>> Begin Extracted records

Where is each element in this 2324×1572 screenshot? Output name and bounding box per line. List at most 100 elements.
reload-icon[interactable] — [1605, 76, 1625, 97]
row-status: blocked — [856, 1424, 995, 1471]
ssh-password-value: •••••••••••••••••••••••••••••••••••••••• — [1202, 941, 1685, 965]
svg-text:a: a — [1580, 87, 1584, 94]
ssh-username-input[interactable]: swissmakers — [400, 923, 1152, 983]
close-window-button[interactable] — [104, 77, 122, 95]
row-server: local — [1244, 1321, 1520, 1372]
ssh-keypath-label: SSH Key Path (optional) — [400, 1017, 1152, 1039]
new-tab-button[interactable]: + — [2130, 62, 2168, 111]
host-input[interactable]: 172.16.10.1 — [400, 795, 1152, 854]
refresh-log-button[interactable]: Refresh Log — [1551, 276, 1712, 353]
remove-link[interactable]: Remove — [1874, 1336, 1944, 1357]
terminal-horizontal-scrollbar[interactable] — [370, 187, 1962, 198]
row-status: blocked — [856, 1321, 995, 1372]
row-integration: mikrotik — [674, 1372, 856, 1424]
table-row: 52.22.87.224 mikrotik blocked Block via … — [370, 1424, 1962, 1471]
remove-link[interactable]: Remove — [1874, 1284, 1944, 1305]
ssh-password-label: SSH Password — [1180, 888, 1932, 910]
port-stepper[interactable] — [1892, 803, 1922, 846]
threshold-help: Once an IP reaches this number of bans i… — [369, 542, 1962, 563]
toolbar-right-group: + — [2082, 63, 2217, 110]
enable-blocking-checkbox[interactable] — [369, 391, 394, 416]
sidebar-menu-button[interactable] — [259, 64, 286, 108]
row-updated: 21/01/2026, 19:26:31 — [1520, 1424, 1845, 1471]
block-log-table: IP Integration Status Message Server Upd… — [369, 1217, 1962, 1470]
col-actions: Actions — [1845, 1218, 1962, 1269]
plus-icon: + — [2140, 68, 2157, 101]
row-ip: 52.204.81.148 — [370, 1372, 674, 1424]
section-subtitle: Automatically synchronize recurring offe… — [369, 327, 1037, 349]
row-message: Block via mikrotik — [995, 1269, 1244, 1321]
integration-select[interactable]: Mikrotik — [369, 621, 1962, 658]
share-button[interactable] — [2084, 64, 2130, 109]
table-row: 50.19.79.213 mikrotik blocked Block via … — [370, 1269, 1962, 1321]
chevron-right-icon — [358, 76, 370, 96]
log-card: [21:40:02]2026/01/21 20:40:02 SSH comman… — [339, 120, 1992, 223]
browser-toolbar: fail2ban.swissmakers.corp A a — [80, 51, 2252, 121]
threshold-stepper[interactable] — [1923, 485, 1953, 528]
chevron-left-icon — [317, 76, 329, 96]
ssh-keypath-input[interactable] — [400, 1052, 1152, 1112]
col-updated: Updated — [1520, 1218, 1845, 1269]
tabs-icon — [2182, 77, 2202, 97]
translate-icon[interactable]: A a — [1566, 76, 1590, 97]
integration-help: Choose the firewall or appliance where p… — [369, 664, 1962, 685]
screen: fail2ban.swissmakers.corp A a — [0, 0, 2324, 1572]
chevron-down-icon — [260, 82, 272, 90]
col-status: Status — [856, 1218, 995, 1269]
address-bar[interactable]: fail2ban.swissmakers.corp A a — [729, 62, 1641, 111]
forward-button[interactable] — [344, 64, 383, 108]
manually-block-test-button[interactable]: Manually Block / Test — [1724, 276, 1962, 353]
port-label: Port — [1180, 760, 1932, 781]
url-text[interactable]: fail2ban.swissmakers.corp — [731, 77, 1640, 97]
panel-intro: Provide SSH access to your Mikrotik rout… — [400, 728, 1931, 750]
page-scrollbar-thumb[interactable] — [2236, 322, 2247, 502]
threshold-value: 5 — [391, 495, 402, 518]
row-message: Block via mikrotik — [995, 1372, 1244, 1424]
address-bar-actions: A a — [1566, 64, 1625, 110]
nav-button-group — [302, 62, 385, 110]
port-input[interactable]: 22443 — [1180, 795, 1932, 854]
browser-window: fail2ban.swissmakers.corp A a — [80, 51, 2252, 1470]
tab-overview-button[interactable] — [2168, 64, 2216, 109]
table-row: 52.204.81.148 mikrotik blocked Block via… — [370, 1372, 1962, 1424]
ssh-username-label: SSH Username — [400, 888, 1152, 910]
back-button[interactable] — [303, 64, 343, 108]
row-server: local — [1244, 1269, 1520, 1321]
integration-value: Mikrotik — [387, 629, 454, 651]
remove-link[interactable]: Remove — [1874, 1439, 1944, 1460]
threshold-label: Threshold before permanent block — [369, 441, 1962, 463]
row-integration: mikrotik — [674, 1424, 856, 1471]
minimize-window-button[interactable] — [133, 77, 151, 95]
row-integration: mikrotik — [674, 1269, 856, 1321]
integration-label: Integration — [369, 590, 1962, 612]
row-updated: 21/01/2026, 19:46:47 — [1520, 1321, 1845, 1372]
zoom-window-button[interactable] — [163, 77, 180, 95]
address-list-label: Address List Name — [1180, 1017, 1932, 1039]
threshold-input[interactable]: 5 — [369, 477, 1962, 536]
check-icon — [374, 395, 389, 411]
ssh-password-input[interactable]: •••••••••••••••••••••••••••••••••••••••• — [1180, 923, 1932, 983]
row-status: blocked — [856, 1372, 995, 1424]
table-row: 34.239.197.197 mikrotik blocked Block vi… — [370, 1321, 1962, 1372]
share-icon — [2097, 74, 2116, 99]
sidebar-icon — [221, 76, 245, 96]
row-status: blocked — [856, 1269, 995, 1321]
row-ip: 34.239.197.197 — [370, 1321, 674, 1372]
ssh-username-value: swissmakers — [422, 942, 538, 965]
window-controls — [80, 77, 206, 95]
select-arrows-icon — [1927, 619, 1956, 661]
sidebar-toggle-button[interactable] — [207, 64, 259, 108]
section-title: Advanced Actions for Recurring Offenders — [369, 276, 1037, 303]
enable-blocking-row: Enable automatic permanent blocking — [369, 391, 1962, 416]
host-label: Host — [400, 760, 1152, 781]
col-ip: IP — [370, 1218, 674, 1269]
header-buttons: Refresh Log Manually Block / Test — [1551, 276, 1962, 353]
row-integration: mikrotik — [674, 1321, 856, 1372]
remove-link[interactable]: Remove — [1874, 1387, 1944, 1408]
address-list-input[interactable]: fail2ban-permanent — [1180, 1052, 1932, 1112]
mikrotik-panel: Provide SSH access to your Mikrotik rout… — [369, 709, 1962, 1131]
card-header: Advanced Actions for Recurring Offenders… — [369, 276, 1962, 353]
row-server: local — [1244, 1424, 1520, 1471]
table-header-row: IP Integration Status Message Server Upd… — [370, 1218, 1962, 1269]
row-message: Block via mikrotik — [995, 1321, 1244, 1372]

>> End Extracted records

Instructions for the task: Print the listing again line for line, with no changes.

Exercise output:
Where is each element in this 2324×1572 screenshot? Output name and bounding box per line. List at most 100 elements.
reload-icon[interactable] — [1605, 76, 1625, 97]
row-status: blocked — [856, 1424, 995, 1471]
ssh-password-value: •••••••••••••••••••••••••••••••••••••••• — [1202, 941, 1685, 965]
svg-text:a: a — [1580, 87, 1584, 94]
ssh-username-input[interactable]: swissmakers — [400, 923, 1152, 983]
close-window-button[interactable] — [104, 77, 122, 95]
row-server: local — [1244, 1321, 1520, 1372]
ssh-keypath-label: SSH Key Path (optional) — [400, 1017, 1152, 1039]
new-tab-button[interactable]: + — [2130, 62, 2168, 111]
host-input[interactable]: 172.16.10.1 — [400, 795, 1152, 854]
refresh-log-button[interactable]: Refresh Log — [1551, 276, 1712, 353]
remove-link[interactable]: Remove — [1874, 1336, 1944, 1357]
terminal-horizontal-scrollbar[interactable] — [370, 187, 1962, 198]
row-status: blocked — [856, 1321, 995, 1372]
row-integration: mikrotik — [674, 1372, 856, 1424]
table-row: 52.22.87.224 mikrotik blocked Block via … — [370, 1424, 1962, 1471]
remove-link[interactable]: Remove — [1874, 1284, 1944, 1305]
ssh-password-label: SSH Password — [1180, 888, 1932, 910]
port-stepper[interactable] — [1892, 803, 1922, 846]
threshold-help: Once an IP reaches this number of bans i… — [369, 542, 1962, 563]
toolbar-right-group: + — [2082, 63, 2217, 110]
enable-blocking-checkbox[interactable] — [369, 391, 394, 416]
sidebar-menu-button[interactable] — [259, 64, 286, 108]
row-updated: 21/01/2026, 19:26:31 — [1520, 1424, 1845, 1471]
block-log-table: IP Integration Status Message Server Upd… — [369, 1217, 1962, 1470]
col-actions: Actions — [1845, 1218, 1962, 1269]
plus-icon: + — [2140, 68, 2157, 101]
row-ip: 52.204.81.148 — [370, 1372, 674, 1424]
section-subtitle: Automatically synchronize recurring offe… — [369, 327, 1037, 349]
row-message: Block via mikrotik — [995, 1269, 1244, 1321]
integration-select[interactable]: Mikrotik — [369, 621, 1962, 658]
share-button[interactable] — [2084, 64, 2130, 109]
table-row: 50.19.79.213 mikrotik blocked Block via … — [370, 1269, 1962, 1321]
chevron-right-icon — [358, 76, 370, 96]
log-card: [21:40:02]2026/01/21 20:40:02 SSH comman… — [339, 120, 1992, 223]
browser-toolbar: fail2ban.swissmakers.corp A a — [80, 51, 2252, 121]
threshold-stepper[interactable] — [1923, 485, 1953, 528]
chevron-left-icon — [317, 76, 329, 96]
ssh-keypath-input[interactable] — [400, 1052, 1152, 1112]
col-updated: Updated — [1520, 1218, 1845, 1269]
tabs-icon — [2182, 77, 2202, 97]
translate-icon[interactable]: A a — [1566, 76, 1590, 97]
integration-help: Choose the firewall or appliance where p… — [369, 664, 1962, 685]
screen: fail2ban.swissmakers.corp A a — [0, 0, 2324, 1572]
chevron-down-icon — [260, 82, 272, 90]
col-status: Status — [856, 1218, 995, 1269]
address-bar[interactable]: fail2ban.swissmakers.corp A a — [729, 62, 1641, 111]
forward-button[interactable] — [344, 64, 383, 108]
manually-block-test-button[interactable]: Manually Block / Test — [1724, 276, 1962, 353]
port-label: Port — [1180, 760, 1932, 781]
url-text[interactable]: fail2ban.swissmakers.corp — [731, 77, 1640, 97]
panel-intro: Provide SSH access to your Mikrotik rout… — [400, 728, 1931, 750]
page-scrollbar-thumb[interactable] — [2236, 322, 2247, 502]
threshold-value: 5 — [391, 495, 402, 518]
row-message: Block via mikrotik — [995, 1372, 1244, 1424]
address-bar-actions: A a — [1566, 64, 1625, 110]
nav-button-group — [302, 62, 385, 110]
port-input[interactable]: 22443 — [1180, 795, 1932, 854]
browser-window: fail2ban.swissmakers.corp A a — [80, 51, 2252, 1470]
tab-overview-button[interactable] — [2168, 64, 2216, 109]
table-row: 52.204.81.148 mikrotik blocked Block via… — [370, 1372, 1962, 1424]
ssh-username-label: SSH Username — [400, 888, 1152, 910]
back-button[interactable] — [303, 64, 343, 108]
row-server: local — [1244, 1269, 1520, 1321]
integration-value: Mikrotik — [387, 629, 454, 651]
remove-link[interactable]: Remove — [1874, 1439, 1944, 1460]
threshold-label: Threshold before permanent block — [369, 441, 1962, 463]
row-integration: mikrotik — [674, 1424, 856, 1471]
minimize-window-button[interactable] — [133, 77, 151, 95]
row-integration: mikrotik — [674, 1269, 856, 1321]
integration-label: Integration — [369, 590, 1962, 612]
row-updated: 21/01/2026, 19:46:47 — [1520, 1321, 1845, 1372]
zoom-window-button[interactable] — [163, 77, 180, 95]
address-list-label: Address List Name — [1180, 1017, 1932, 1039]
threshold-input[interactable]: 5 — [369, 477, 1962, 536]
check-icon — [374, 395, 389, 411]
ssh-password-input[interactable]: •••••••••••••••••••••••••••••••••••••••• — [1180, 923, 1932, 983]
row-status: blocked — [856, 1372, 995, 1424]
table-row: 34.239.197.197 mikrotik blocked Block vi… — [370, 1321, 1962, 1372]
share-icon — [2097, 74, 2116, 99]
sidebar-icon — [221, 76, 245, 96]
row-status: blocked — [856, 1269, 995, 1321]
row-ip: 34.239.197.197 — [370, 1321, 674, 1372]
ssh-username-value: swissmakers — [422, 942, 538, 965]
window-controls — [80, 77, 206, 95]
select-arrows-icon — [1927, 619, 1956, 661]
sidebar-toggle-button[interactable] — [207, 64, 259, 108]
section-title: Advanced Actions for Recurring Offenders — [369, 276, 1037, 303]
enable-blocking-row: Enable automatic permanent blocking — [369, 391, 1962, 416]
host-label: Host — [400, 760, 1152, 781]
col-ip: IP — [370, 1218, 674, 1269]
header-buttons: Refresh Log Manually Block / Test — [1551, 276, 1962, 353]
row-integration: mikrotik — [674, 1321, 856, 1372]
remove-link[interactable]: Remove — [1874, 1387, 1944, 1408]
address-list-input[interactable]: fail2ban-permanent — [1180, 1052, 1932, 1112]
mikrotik-panel: Provide SSH access to your Mikrotik rout… — [369, 709, 1962, 1131]
card-header: Advanced Actions for Recurring Offenders… — [369, 276, 1962, 353]
row-server: local — [1244, 1424, 1520, 1471]
table-header-row: IP Integration Status Message Server Upd… — [370, 1218, 1962, 1269]
row-message: Block via mikrotik — [995, 1321, 1244, 1372]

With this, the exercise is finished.